[Transcribed document page entries]
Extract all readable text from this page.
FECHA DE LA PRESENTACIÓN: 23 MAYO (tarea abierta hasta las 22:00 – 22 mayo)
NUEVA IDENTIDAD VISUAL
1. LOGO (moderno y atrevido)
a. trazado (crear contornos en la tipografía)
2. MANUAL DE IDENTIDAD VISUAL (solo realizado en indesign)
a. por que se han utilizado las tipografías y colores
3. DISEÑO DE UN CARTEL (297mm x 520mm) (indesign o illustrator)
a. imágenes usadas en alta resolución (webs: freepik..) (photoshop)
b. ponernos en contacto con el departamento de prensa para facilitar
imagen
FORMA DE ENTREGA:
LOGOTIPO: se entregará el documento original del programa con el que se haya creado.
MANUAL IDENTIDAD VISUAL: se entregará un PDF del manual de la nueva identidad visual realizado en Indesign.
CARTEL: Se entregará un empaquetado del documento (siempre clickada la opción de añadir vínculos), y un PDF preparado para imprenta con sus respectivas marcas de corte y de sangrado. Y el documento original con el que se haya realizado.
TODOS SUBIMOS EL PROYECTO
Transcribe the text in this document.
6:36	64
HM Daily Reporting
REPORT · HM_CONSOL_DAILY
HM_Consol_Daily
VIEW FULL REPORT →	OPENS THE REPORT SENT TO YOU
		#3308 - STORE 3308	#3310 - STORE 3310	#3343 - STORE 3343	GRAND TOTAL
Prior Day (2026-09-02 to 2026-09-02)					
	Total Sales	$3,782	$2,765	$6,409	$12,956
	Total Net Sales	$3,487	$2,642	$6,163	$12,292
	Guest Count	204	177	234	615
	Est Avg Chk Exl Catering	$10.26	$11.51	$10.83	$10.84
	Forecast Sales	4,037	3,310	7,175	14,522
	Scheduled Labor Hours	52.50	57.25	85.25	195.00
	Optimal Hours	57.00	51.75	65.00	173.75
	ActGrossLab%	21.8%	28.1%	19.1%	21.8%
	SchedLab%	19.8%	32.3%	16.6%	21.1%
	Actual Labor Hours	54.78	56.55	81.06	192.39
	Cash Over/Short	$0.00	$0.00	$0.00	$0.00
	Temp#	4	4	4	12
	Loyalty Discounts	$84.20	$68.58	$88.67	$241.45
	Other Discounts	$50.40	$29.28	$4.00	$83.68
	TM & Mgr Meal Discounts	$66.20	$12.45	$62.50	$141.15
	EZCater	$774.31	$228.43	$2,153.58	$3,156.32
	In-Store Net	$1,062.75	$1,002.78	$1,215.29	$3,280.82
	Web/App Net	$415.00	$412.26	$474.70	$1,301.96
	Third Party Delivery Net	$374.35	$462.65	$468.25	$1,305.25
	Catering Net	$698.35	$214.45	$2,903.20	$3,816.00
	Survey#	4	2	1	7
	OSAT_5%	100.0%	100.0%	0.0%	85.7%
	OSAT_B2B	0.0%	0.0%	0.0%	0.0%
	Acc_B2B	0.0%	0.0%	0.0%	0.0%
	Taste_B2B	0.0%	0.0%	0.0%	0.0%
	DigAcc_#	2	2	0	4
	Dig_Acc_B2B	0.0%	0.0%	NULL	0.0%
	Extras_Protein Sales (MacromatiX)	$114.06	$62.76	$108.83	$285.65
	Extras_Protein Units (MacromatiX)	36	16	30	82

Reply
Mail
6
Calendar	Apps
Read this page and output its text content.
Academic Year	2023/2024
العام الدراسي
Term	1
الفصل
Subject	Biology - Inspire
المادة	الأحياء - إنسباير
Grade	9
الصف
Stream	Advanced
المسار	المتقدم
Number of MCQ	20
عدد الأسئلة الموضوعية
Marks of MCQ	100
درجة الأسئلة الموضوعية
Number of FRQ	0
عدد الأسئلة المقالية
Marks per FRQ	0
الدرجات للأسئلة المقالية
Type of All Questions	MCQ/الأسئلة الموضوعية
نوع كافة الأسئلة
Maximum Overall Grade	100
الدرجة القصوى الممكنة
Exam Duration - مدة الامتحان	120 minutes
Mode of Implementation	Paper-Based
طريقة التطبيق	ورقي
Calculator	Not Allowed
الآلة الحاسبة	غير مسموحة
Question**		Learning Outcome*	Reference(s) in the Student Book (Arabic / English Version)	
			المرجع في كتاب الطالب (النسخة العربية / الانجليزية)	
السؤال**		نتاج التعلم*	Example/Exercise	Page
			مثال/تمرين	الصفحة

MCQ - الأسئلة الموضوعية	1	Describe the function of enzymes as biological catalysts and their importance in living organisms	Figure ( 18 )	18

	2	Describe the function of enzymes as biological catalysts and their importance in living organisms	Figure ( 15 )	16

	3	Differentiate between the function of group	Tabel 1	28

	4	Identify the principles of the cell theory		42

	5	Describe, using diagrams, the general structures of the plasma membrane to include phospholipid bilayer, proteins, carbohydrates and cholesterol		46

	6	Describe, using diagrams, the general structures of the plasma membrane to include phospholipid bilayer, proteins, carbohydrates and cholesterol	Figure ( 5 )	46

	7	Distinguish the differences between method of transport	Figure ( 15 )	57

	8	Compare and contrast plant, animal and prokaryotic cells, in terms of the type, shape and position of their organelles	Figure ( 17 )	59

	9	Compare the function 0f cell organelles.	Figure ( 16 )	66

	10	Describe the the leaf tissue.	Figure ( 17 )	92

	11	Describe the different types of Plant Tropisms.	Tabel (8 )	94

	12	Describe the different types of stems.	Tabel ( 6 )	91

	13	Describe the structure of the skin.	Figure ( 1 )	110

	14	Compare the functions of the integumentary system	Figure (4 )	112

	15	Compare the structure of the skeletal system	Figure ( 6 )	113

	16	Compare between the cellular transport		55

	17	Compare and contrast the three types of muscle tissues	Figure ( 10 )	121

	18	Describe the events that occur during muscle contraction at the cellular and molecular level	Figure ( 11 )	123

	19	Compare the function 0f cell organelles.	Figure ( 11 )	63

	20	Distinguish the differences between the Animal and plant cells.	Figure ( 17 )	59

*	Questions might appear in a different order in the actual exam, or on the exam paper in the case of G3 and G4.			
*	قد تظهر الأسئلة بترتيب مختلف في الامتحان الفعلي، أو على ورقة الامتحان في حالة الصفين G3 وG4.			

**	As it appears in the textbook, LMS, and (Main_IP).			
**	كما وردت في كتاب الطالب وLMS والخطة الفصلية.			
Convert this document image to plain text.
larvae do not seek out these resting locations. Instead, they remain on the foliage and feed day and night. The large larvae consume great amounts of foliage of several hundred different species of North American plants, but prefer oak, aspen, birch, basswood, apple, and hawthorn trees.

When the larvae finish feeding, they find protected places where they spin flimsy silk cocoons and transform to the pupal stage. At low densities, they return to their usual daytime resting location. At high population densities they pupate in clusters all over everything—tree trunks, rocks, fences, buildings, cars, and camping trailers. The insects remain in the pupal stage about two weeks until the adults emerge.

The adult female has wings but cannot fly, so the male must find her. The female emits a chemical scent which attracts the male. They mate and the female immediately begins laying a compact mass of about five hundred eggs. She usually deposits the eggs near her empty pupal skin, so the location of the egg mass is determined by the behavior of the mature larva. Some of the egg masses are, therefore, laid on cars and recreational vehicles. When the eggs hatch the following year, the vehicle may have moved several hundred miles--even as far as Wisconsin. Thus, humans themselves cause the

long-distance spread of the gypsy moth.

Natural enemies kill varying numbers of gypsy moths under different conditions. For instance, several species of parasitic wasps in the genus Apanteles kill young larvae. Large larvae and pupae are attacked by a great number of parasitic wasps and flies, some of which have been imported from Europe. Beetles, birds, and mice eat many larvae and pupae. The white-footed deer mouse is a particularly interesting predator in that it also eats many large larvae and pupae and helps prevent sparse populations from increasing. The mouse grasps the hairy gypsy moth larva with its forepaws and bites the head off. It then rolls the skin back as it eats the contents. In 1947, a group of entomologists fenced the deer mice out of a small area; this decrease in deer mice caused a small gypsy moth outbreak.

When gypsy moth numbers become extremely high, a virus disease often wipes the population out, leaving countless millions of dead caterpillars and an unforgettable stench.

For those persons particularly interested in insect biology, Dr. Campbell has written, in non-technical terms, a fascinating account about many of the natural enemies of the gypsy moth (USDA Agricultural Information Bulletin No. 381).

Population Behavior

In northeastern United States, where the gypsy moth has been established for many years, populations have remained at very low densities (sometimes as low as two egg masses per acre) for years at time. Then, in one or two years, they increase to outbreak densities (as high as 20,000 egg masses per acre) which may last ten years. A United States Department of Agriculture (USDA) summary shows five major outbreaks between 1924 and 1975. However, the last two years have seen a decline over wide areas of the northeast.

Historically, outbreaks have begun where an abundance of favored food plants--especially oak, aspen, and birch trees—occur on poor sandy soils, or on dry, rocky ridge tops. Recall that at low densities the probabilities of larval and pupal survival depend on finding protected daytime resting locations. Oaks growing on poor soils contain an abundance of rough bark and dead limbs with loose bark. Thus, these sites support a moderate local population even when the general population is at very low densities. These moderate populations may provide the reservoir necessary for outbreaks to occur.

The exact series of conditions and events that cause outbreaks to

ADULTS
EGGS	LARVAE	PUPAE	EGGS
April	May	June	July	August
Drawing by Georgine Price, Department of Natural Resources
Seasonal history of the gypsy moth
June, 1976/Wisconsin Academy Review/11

▶ [What you will do] Return all lines in the entries above that carry the word "Questions".

▶ [Task answer]
Type of All Questions	MCQ/الأسئلة الموضوعية
*	Questions might appear in a different order in the actual exam, or on the exam paper in the case of G3 and G4.			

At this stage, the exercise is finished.